__Short task__:
Lines containing the word "Rising" should be extracted in full.

↓

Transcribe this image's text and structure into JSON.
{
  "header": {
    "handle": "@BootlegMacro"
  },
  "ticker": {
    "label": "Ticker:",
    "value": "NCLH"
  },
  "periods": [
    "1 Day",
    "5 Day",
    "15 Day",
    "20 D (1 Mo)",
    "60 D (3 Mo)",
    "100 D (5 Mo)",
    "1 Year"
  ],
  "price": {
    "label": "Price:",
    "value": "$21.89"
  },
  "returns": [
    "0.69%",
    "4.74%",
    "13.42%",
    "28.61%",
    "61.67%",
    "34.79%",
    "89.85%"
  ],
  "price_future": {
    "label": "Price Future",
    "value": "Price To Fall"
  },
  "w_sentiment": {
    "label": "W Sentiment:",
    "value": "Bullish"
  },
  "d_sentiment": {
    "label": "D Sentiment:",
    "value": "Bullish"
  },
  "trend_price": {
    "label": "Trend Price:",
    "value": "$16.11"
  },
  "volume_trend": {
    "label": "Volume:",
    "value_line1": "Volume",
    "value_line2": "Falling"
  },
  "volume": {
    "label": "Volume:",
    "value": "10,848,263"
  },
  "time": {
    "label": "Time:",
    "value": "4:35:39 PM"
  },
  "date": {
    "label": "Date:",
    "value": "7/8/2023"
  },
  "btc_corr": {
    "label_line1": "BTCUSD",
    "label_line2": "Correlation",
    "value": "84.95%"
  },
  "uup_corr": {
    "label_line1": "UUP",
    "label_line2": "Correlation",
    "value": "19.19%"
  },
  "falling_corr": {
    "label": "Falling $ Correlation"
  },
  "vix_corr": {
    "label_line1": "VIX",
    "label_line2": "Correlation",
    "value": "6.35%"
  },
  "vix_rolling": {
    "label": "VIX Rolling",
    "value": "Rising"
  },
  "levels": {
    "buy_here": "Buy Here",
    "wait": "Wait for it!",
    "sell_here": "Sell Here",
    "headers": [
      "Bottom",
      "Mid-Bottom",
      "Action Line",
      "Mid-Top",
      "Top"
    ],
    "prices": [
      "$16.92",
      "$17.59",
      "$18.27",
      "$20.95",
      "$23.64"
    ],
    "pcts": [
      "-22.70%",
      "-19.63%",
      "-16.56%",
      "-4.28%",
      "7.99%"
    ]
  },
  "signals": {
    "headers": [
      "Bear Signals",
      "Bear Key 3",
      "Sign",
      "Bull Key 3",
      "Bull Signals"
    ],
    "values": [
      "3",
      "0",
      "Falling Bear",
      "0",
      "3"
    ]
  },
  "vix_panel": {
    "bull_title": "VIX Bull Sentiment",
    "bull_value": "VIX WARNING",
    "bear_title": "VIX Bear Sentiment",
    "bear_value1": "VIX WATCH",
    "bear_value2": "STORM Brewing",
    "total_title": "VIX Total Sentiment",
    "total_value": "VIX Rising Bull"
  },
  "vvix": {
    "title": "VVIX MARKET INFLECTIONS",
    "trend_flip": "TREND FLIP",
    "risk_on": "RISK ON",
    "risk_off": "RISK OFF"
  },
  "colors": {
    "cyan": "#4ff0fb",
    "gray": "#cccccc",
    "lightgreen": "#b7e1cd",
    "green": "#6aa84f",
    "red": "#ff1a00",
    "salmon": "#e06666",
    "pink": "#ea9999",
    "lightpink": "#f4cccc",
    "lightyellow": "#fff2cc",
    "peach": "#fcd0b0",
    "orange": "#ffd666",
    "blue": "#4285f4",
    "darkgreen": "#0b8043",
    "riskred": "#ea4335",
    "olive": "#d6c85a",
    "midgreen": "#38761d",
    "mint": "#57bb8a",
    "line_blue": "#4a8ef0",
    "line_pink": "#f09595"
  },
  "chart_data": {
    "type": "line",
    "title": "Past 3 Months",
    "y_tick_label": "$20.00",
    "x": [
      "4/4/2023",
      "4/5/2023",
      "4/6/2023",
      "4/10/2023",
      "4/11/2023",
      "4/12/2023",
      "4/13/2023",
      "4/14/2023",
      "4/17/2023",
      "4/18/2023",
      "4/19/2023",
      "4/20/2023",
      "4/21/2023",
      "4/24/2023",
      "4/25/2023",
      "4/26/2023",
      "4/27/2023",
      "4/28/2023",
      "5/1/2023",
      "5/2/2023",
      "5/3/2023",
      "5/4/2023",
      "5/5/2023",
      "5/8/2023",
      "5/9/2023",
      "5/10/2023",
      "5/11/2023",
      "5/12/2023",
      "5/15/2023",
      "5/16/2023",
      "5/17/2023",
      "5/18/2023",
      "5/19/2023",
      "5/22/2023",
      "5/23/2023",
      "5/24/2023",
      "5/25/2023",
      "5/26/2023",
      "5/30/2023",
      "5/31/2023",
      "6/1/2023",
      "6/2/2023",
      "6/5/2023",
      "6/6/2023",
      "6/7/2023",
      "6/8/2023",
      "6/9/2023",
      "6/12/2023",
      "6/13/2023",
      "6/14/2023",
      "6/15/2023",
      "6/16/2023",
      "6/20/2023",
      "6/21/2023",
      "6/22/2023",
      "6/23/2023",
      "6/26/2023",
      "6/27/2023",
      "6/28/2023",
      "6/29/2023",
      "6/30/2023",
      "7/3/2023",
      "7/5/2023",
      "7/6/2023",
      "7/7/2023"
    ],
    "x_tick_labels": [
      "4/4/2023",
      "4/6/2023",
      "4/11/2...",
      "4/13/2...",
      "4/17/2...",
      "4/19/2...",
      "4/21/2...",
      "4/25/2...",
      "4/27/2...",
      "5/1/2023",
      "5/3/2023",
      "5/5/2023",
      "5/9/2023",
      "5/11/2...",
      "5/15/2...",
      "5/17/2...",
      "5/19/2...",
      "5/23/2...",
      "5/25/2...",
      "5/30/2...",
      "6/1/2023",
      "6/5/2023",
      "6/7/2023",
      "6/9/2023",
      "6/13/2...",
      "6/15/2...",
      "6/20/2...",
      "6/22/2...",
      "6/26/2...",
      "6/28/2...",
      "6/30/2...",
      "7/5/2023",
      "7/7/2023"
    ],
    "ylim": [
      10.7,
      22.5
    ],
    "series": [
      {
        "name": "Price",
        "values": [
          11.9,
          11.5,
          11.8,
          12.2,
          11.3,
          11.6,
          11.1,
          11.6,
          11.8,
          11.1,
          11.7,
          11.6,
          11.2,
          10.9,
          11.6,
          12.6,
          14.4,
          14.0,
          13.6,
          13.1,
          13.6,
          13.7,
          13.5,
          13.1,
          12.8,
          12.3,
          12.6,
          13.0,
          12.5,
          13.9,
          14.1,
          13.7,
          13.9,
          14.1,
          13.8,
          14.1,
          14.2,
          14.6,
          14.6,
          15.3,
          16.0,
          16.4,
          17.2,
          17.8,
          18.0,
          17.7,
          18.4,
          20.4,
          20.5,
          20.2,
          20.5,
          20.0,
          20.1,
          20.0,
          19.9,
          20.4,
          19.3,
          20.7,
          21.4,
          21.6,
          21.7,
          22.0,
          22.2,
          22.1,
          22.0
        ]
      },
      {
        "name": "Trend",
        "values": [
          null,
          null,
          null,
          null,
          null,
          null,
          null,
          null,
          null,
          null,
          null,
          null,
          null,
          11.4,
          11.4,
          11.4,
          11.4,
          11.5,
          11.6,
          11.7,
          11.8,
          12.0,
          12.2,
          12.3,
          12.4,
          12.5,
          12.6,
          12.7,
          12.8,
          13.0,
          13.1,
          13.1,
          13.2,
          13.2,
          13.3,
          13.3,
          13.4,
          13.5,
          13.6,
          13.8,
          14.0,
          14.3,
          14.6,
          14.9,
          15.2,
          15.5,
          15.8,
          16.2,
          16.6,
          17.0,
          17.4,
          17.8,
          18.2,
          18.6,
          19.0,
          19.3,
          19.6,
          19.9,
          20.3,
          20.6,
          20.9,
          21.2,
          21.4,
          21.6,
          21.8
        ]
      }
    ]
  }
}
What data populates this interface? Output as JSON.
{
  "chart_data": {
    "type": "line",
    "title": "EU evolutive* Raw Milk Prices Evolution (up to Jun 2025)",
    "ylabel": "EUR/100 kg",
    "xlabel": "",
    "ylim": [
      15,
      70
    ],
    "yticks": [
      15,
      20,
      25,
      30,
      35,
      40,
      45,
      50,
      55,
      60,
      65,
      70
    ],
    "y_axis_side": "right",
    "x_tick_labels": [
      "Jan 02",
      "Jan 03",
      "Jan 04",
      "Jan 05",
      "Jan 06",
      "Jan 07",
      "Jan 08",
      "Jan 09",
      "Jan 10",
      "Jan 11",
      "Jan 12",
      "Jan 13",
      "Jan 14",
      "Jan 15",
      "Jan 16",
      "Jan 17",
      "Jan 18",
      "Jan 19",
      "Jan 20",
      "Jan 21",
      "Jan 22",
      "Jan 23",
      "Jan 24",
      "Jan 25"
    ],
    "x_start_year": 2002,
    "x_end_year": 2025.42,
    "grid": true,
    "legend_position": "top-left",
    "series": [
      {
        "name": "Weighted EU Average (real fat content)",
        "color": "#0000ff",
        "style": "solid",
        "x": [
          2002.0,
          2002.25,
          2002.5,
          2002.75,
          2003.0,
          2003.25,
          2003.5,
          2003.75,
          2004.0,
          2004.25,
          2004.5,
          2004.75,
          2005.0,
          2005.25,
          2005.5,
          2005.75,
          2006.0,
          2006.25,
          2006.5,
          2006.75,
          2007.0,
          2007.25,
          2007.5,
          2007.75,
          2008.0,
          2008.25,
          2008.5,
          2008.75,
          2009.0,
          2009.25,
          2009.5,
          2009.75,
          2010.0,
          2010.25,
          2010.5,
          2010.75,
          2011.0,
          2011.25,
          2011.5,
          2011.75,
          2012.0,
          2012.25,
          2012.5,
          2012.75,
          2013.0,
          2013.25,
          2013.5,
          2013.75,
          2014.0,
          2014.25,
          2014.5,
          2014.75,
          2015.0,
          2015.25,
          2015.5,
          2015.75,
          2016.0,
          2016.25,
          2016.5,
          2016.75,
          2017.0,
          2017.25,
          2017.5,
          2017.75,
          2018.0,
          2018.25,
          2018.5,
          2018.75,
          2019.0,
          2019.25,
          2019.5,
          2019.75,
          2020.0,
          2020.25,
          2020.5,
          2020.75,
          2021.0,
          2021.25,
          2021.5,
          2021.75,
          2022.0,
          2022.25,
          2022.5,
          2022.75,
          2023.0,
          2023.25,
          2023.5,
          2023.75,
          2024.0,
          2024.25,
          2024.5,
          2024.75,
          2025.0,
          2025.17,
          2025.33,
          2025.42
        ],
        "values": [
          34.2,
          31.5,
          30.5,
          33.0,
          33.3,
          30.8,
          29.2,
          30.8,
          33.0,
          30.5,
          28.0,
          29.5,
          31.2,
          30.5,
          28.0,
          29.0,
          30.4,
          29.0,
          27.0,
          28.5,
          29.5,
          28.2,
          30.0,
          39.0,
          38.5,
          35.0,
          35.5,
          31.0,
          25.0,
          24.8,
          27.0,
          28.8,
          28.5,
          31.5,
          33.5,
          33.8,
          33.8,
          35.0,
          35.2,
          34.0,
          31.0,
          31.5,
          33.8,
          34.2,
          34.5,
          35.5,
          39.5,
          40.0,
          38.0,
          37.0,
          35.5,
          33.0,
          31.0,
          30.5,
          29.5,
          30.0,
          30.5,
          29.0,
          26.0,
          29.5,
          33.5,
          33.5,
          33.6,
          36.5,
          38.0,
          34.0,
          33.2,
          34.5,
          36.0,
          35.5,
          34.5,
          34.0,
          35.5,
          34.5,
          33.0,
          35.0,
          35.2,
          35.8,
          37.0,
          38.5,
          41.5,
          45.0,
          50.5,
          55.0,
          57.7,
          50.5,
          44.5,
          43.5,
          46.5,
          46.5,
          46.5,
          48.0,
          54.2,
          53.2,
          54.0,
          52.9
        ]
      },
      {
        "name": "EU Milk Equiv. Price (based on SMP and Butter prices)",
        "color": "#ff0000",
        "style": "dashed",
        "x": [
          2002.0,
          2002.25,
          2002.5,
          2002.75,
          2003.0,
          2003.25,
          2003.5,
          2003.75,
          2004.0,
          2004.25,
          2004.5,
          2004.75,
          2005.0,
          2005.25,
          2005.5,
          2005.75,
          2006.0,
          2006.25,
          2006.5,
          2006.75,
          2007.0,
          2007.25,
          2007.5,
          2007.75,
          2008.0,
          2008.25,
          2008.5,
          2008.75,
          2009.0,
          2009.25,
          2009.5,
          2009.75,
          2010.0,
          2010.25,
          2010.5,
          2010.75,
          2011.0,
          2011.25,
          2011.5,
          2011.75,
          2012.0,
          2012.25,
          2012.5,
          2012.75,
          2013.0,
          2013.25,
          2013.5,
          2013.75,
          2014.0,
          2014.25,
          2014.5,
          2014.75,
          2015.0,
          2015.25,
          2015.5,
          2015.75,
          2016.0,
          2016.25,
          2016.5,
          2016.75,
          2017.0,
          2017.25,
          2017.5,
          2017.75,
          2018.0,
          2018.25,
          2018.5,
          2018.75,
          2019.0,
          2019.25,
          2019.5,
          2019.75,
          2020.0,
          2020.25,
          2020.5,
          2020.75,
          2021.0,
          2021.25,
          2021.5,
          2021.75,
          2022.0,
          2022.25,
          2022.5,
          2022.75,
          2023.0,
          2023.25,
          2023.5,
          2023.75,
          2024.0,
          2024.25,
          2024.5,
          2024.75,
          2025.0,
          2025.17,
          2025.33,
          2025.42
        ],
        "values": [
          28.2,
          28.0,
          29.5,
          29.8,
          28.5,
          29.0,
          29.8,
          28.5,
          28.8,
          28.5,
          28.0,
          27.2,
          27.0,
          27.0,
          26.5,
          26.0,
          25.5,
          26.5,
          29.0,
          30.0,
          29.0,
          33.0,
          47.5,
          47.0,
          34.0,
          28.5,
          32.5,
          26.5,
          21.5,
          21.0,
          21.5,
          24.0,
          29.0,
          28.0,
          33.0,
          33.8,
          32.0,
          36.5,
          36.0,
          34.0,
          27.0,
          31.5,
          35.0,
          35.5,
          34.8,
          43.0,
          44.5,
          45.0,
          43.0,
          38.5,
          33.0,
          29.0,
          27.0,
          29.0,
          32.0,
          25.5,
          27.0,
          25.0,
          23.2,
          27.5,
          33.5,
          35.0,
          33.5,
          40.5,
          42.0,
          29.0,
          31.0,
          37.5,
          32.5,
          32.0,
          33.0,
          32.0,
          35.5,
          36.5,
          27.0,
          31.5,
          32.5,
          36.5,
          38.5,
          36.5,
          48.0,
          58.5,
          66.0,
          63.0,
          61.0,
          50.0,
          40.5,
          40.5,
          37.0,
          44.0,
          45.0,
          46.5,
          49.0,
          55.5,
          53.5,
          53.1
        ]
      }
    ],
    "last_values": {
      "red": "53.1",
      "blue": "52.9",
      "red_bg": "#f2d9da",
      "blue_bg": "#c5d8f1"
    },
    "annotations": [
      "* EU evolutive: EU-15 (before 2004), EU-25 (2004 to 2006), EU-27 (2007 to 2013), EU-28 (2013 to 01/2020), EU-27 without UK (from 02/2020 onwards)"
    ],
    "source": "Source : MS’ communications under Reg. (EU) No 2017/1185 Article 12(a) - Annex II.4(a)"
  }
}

↑

__Expected output__:
    "value": "Rising"
    "total_value": "VIX Rising Bull"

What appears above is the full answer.